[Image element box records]

______________________________

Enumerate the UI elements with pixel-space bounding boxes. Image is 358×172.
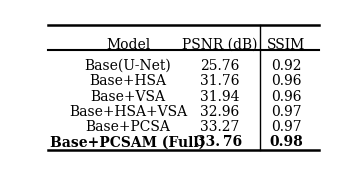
Text: Base+PCSAM (Full): Base+PCSAM (Full) (50, 135, 205, 149)
Text: Base(U-Net): Base(U-Net) (84, 59, 171, 73)
Text: 33.27: 33.27 (200, 120, 239, 134)
Text: Base+VSA: Base+VSA (91, 89, 165, 104)
Text: PSNR (dB): PSNR (dB) (182, 38, 257, 52)
Text: Base+PCSA: Base+PCSA (86, 120, 170, 134)
Text: 31.94: 31.94 (200, 89, 239, 104)
Text: 0.96: 0.96 (271, 89, 301, 104)
Text: 25.76: 25.76 (200, 59, 239, 73)
Text: 0.97: 0.97 (271, 105, 301, 119)
Text: 32.96: 32.96 (200, 105, 239, 119)
Text: Base+HSA+VSA: Base+HSA+VSA (69, 105, 187, 119)
Text: Model: Model (106, 38, 150, 52)
Text: 0.96: 0.96 (271, 74, 301, 88)
Text: 0.97: 0.97 (271, 120, 301, 134)
Text: 33. 76: 33. 76 (197, 135, 243, 149)
Text: 0.92: 0.92 (271, 59, 301, 73)
Text: Base+HSA: Base+HSA (90, 74, 166, 88)
Text: 31.76: 31.76 (200, 74, 239, 88)
Text: SSIM: SSIM (267, 38, 305, 52)
Text: 0.98: 0.98 (269, 135, 303, 149)
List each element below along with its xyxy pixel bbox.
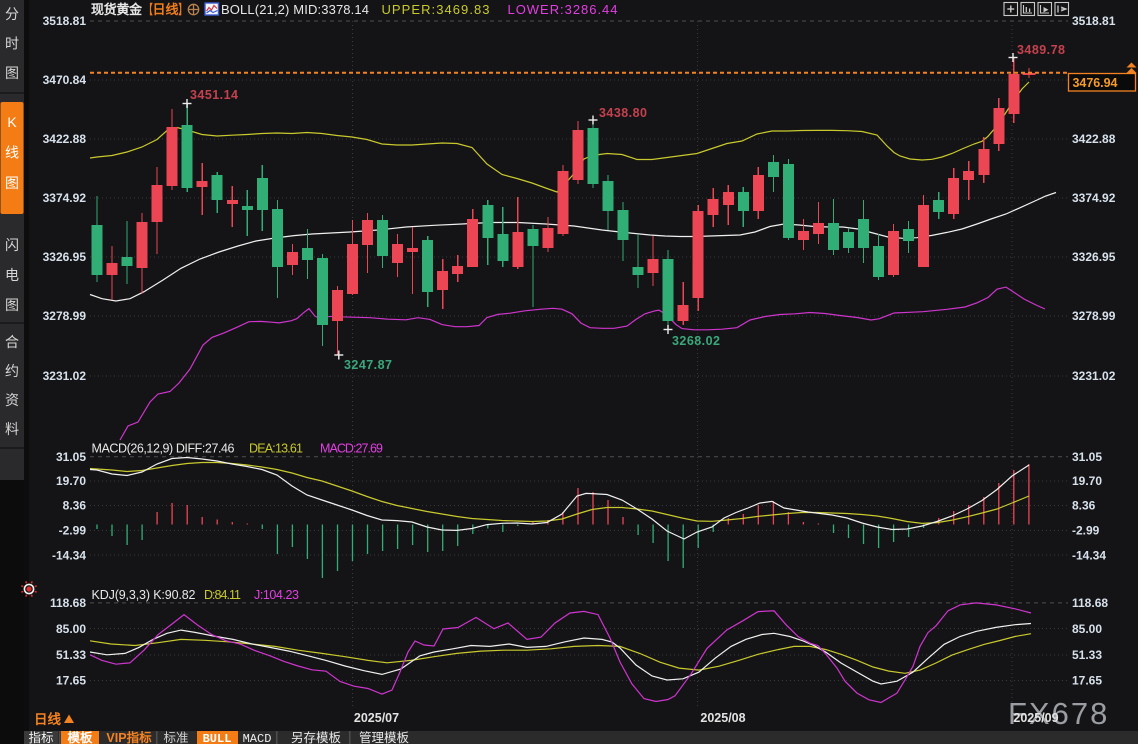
svg-text:3476.94: 3476.94 bbox=[1073, 76, 1118, 90]
svg-text:D:84.11: D:84.11 bbox=[204, 588, 241, 602]
svg-text:资: 资 bbox=[5, 392, 19, 408]
svg-text:】: 】 bbox=[179, 2, 187, 18]
svg-text:118.68: 118.68 bbox=[1072, 596, 1108, 610]
svg-text:3268.02: 3268.02 bbox=[672, 334, 720, 348]
svg-text:8.36: 8.36 bbox=[1072, 499, 1096, 513]
svg-text:K: K bbox=[7, 114, 17, 130]
svg-text:3470.84: 3470.84 bbox=[43, 73, 87, 87]
svg-text:3518.81: 3518.81 bbox=[1072, 14, 1116, 28]
svg-text:图: 图 bbox=[5, 175, 19, 191]
svg-text:VIP指标: VIP指标 bbox=[106, 730, 152, 744]
svg-text:17.65: 17.65 bbox=[56, 674, 86, 688]
svg-text:现货黄金: 现货黄金 bbox=[91, 2, 143, 17]
svg-text:2025/09: 2025/09 bbox=[1013, 711, 1058, 725]
svg-text:-2.99: -2.99 bbox=[1072, 524, 1100, 538]
svg-text:分: 分 bbox=[5, 6, 19, 22]
svg-text:3231.02: 3231.02 bbox=[1072, 369, 1116, 383]
svg-text:3422.88: 3422.88 bbox=[1072, 132, 1116, 146]
svg-text:19.70: 19.70 bbox=[1072, 474, 1102, 488]
svg-text:KDJ(9,3,3) K:90.82: KDJ(9,3,3) K:90.82 bbox=[92, 588, 196, 602]
svg-text:3374.92: 3374.92 bbox=[1072, 191, 1116, 205]
svg-text:图: 图 bbox=[5, 297, 19, 313]
svg-text:日线: 日线 bbox=[34, 711, 61, 727]
svg-text:BOLL(21,2) MID:3378.14: BOLL(21,2) MID:3378.14 bbox=[221, 2, 369, 17]
svg-text:料: 料 bbox=[5, 421, 19, 437]
svg-text:约: 约 bbox=[5, 363, 19, 379]
svg-text:标准: 标准 bbox=[163, 731, 188, 744]
svg-text:-14.34: -14.34 bbox=[52, 548, 86, 562]
svg-text:图: 图 bbox=[5, 65, 19, 81]
svg-text:8.36: 8.36 bbox=[63, 499, 87, 513]
svg-text:51.33: 51.33 bbox=[1072, 648, 1102, 662]
svg-text:3278.99: 3278.99 bbox=[1072, 309, 1116, 323]
svg-text:3278.99: 3278.99 bbox=[43, 309, 87, 323]
svg-text:-2.99: -2.99 bbox=[59, 524, 87, 538]
svg-text:另存模板: 另存模板 bbox=[291, 731, 342, 744]
svg-text:管理模板: 管理模板 bbox=[359, 730, 410, 744]
svg-text:2025/08: 2025/08 bbox=[700, 711, 745, 725]
svg-text:BULL: BULL bbox=[203, 732, 232, 744]
svg-text:85.00: 85.00 bbox=[56, 622, 86, 636]
svg-text:指标: 指标 bbox=[28, 730, 53, 744]
svg-text:3438.80: 3438.80 bbox=[599, 106, 647, 120]
svg-text:3451.14: 3451.14 bbox=[190, 88, 238, 102]
svg-text:MACD:27.69: MACD:27.69 bbox=[320, 442, 383, 456]
svg-text:MACD: MACD bbox=[243, 732, 272, 744]
svg-text:模板: 模板 bbox=[67, 730, 93, 744]
svg-text:电: 电 bbox=[5, 267, 19, 283]
svg-text:UPPER:3469.83: UPPER:3469.83 bbox=[382, 2, 490, 17]
svg-text:3422.88: 3422.88 bbox=[43, 132, 87, 146]
svg-text:3231.02: 3231.02 bbox=[43, 369, 87, 383]
svg-text:3489.78: 3489.78 bbox=[1017, 43, 1065, 57]
svg-text:MACD(26,12,9) DIFF:27.46: MACD(26,12,9) DIFF:27.46 bbox=[92, 442, 235, 456]
svg-text:3326.95: 3326.95 bbox=[43, 250, 87, 264]
svg-text:3374.92: 3374.92 bbox=[43, 191, 87, 205]
svg-text:118.68: 118.68 bbox=[50, 596, 86, 610]
svg-text:31.05: 31.05 bbox=[56, 450, 86, 464]
svg-text:日线: 日线 bbox=[153, 2, 179, 17]
svg-text:2025/07: 2025/07 bbox=[354, 711, 399, 725]
svg-text:【: 【 bbox=[145, 2, 153, 18]
svg-text:合: 合 bbox=[5, 334, 19, 350]
svg-text:51.33: 51.33 bbox=[56, 648, 86, 662]
svg-text:LOWER:3286.44: LOWER:3286.44 bbox=[508, 2, 618, 17]
svg-text:3518.81: 3518.81 bbox=[43, 14, 87, 28]
svg-text:J:104.23: J:104.23 bbox=[254, 588, 299, 602]
svg-text:17.65: 17.65 bbox=[1072, 674, 1102, 688]
svg-text:-14.34: -14.34 bbox=[1072, 548, 1106, 562]
svg-text:19.70: 19.70 bbox=[56, 474, 86, 488]
svg-text:FX678: FX678 bbox=[1008, 696, 1109, 731]
svg-text:DEA:13.61: DEA:13.61 bbox=[249, 442, 303, 456]
svg-text:闪: 闪 bbox=[5, 237, 19, 253]
svg-text:3247.87: 3247.87 bbox=[344, 358, 392, 372]
svg-text:31.05: 31.05 bbox=[1072, 450, 1102, 464]
svg-text:线: 线 bbox=[5, 145, 19, 161]
svg-text:85.00: 85.00 bbox=[1072, 622, 1102, 636]
svg-text:3326.95: 3326.95 bbox=[1072, 250, 1116, 264]
svg-text:时: 时 bbox=[5, 36, 19, 52]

______________________________

_AIM OF THE TASK_. Convert the lines of all the records above into a numbered list, skipping any blank lines and leaving the pictures out of the answer.

_COMPLETE RESPONSE_.
1. Enumerate the UI elements with pixel-space bounding boxes. Image is 358×172.
2. Text: Base+PCSAM (Full): Base+PCSAM (Full) (50, 135, 205, 149)
3. Text: Base(U-Net): Base(U-Net) (84, 59, 171, 73)
4. Text: 33.27: 33.27 (200, 120, 239, 134)
5. Text: Base+VSA: Base+VSA (91, 89, 165, 104)
6. Text: PSNR (dB): PSNR (dB) (182, 38, 257, 52)
7. Text: Base+PCSA: Base+PCSA (86, 120, 170, 134)
8. Text: 31.94: 31.94 (200, 89, 239, 104)
9. Text: 0.96: 0.96 (271, 89, 301, 104)
10. Text: 25.76: 25.76 (200, 59, 239, 73)
11. Text: 0.97: 0.97 (271, 105, 301, 119)
12. Text: 32.96: 32.96 (200, 105, 239, 119)
13. Text: Base+HSA+VSA: Base+HSA+VSA (69, 105, 187, 119)
14. Text: Model: Model (106, 38, 150, 52)
15. Text: 0.96: 0.96 (271, 74, 301, 88)
16. Text: 0.97: 0.97 (271, 120, 301, 134)
17. Text: 33. 76: 33. 76 (197, 135, 243, 149)
18. Text: 0.92: 0.92 (271, 59, 301, 73)
19. Text: Base+HSA: Base+HSA (90, 74, 166, 88)
20. Text: 31.76: 31.76 (200, 74, 239, 88)
21. Text: SSIM: SSIM (267, 38, 305, 52)
22. Text: 0.98: 0.98 (269, 135, 303, 149)
23. List each element below along with its xyxy pixel bbox.
24. svg-text:3476.94: 3476.94 bbox=[1073, 76, 1118, 90]
25. svg-text:D:84.11: D:84.11 bbox=[204, 588, 241, 602]
26. svg-text:资: 资 bbox=[5, 392, 19, 408]
27. svg-text:】: 】 bbox=[179, 2, 187, 18]
28. svg-text:118.68: 118.68 bbox=[1072, 596, 1108, 610]
29. svg-text:3268.02: 3268.02 bbox=[672, 334, 720, 348]
30. svg-text:8.36: 8.36 bbox=[1072, 499, 1096, 513]
31. svg-text:K: K bbox=[7, 114, 17, 130]
32. svg-text:3470.84: 3470.84 bbox=[43, 73, 87, 87]
33. svg-text:3518.81: 3518.81 bbox=[1072, 14, 1116, 28]
34. svg-text:图: 图 bbox=[5, 175, 19, 191]
35. svg-text:VIP指标: VIP指标 bbox=[106, 730, 152, 744]
36. svg-text:17.65: 17.65 bbox=[56, 674, 86, 688]
37. svg-text:现货黄金: 现货黄金 bbox=[91, 2, 143, 17]
38. svg-text:2025/09: 2025/09 bbox=[1013, 711, 1058, 725]
39. svg-text:-2.99: -2.99 bbox=[1072, 524, 1100, 538]
40. svg-text:分: 分 bbox=[5, 6, 19, 22]
41. svg-text:3231.02: 3231.02 bbox=[1072, 369, 1116, 383]
42. svg-text:3422.88: 3422.88 bbox=[1072, 132, 1116, 146]
43. svg-text:19.70: 19.70 bbox=[1072, 474, 1102, 488]
44. svg-text:KDJ(9,3,3) K:90.82: KDJ(9,3,3) K:90.82 bbox=[92, 588, 196, 602]
45. svg-text:3374.92: 3374.92 bbox=[1072, 191, 1116, 205]
46. svg-text:图: 图 bbox=[5, 297, 19, 313]
47. svg-text:日线: 日线 bbox=[34, 711, 61, 727]
48. svg-text:BOLL(21,2) MID:3378.14: BOLL(21,2) MID:3378.14 bbox=[221, 2, 369, 17]
49. svg-text:料: 料 bbox=[5, 421, 19, 437]
50. svg-text:约: 约 bbox=[5, 363, 19, 379]
51. svg-text:标准: 标准 bbox=[163, 731, 188, 744]
52. svg-text:-14.34: -14.34 bbox=[52, 548, 86, 562]
53. svg-text:图: 图 bbox=[5, 65, 19, 81]
54. svg-text:8.36: 8.36 bbox=[63, 499, 87, 513]
55. svg-text:51.33: 51.33 bbox=[1072, 648, 1102, 662]
56. svg-text:3278.99: 3278.99 bbox=[1072, 309, 1116, 323]
57. svg-text:3278.99: 3278.99 bbox=[43, 309, 87, 323]
58. svg-text:-2.99: -2.99 bbox=[59, 524, 87, 538]
59. svg-text:另存模板: 另存模板 bbox=[291, 731, 342, 744]
60. svg-text:管理模板: 管理模板 bbox=[359, 730, 410, 744]
61. svg-text:2025/08: 2025/08 bbox=[700, 711, 745, 725]
62. svg-text:BULL: BULL bbox=[203, 732, 232, 744]
63. svg-text:85.00: 85.00 bbox=[56, 622, 86, 636]
64. svg-text:指标: 指标 bbox=[28, 730, 53, 744]
65. svg-text:3438.80: 3438.80 bbox=[599, 106, 647, 120]
66. svg-text:3451.14: 3451.14 bbox=[190, 88, 238, 102]
67. svg-text:MACD:27.69: MACD:27.69 bbox=[320, 442, 383, 456]
68. svg-text:MACD: MACD bbox=[243, 732, 272, 744]
69. svg-text:模板: 模板 bbox=[67, 730, 93, 744]
70. svg-text:电: 电 bbox=[5, 267, 19, 283]
71. svg-text:UPPER:3469.83: UPPER:3469.83 bbox=[382, 2, 490, 17]
72. svg-text:3422.88: 3422.88 bbox=[43, 132, 87, 146]
73. svg-text:3231.02: 3231.02 bbox=[43, 369, 87, 383]
74. svg-text:3489.78: 3489.78 bbox=[1017, 43, 1065, 57]
75. svg-text:MACD(26,12,9) DIFF:27.46: MACD(26,12,9) DIFF:27.46 bbox=[92, 442, 235, 456]
76. svg-text:3326.95: 3326.95 bbox=[43, 250, 87, 264]
77. svg-text:3374.92: 3374.92 bbox=[43, 191, 87, 205]
78. svg-text:118.68: 118.68 bbox=[50, 596, 86, 610]
79. svg-text:31.05: 31.05 bbox=[56, 450, 86, 464]
80. svg-text:日线: 日线 bbox=[153, 2, 179, 17]
81. svg-text:2025/07: 2025/07 bbox=[354, 711, 399, 725]
82. svg-text:【: 【 bbox=[145, 2, 153, 18]
83. svg-text:合: 合 bbox=[5, 334, 19, 350]
84. svg-text:51.33: 51.33 bbox=[56, 648, 86, 662]
85. svg-text:LOWER:3286.44: LOWER:3286.44 bbox=[508, 2, 618, 17]
86. svg-text:3518.81: 3518.81 bbox=[43, 14, 87, 28]
87. svg-text:J:104.23: J:104.23 bbox=[254, 588, 299, 602]
88. svg-text:17.65: 17.65 bbox=[1072, 674, 1102, 688]
89. svg-text:-14.34: -14.34 bbox=[1072, 548, 1106, 562]
90. svg-text:19.70: 19.70 bbox=[56, 474, 86, 488]
91. svg-text:FX678: FX678 bbox=[1008, 696, 1109, 731]
92. svg-text:DEA:13.61: DEA:13.61 bbox=[249, 442, 303, 456]
93. svg-text:闪: 闪 bbox=[5, 237, 19, 253]
94. svg-text:3247.87: 3247.87 bbox=[344, 358, 392, 372]
95. svg-text:31.05: 31.05 bbox=[1072, 450, 1102, 464]
96. svg-text:线: 线 bbox=[5, 145, 19, 161]
97. svg-text:85.00: 85.00 bbox=[1072, 622, 1102, 636]
98. svg-text:3326.95: 3326.95 bbox=[1072, 250, 1116, 264]
99. svg-text:时: 时 bbox=[5, 36, 19, 52]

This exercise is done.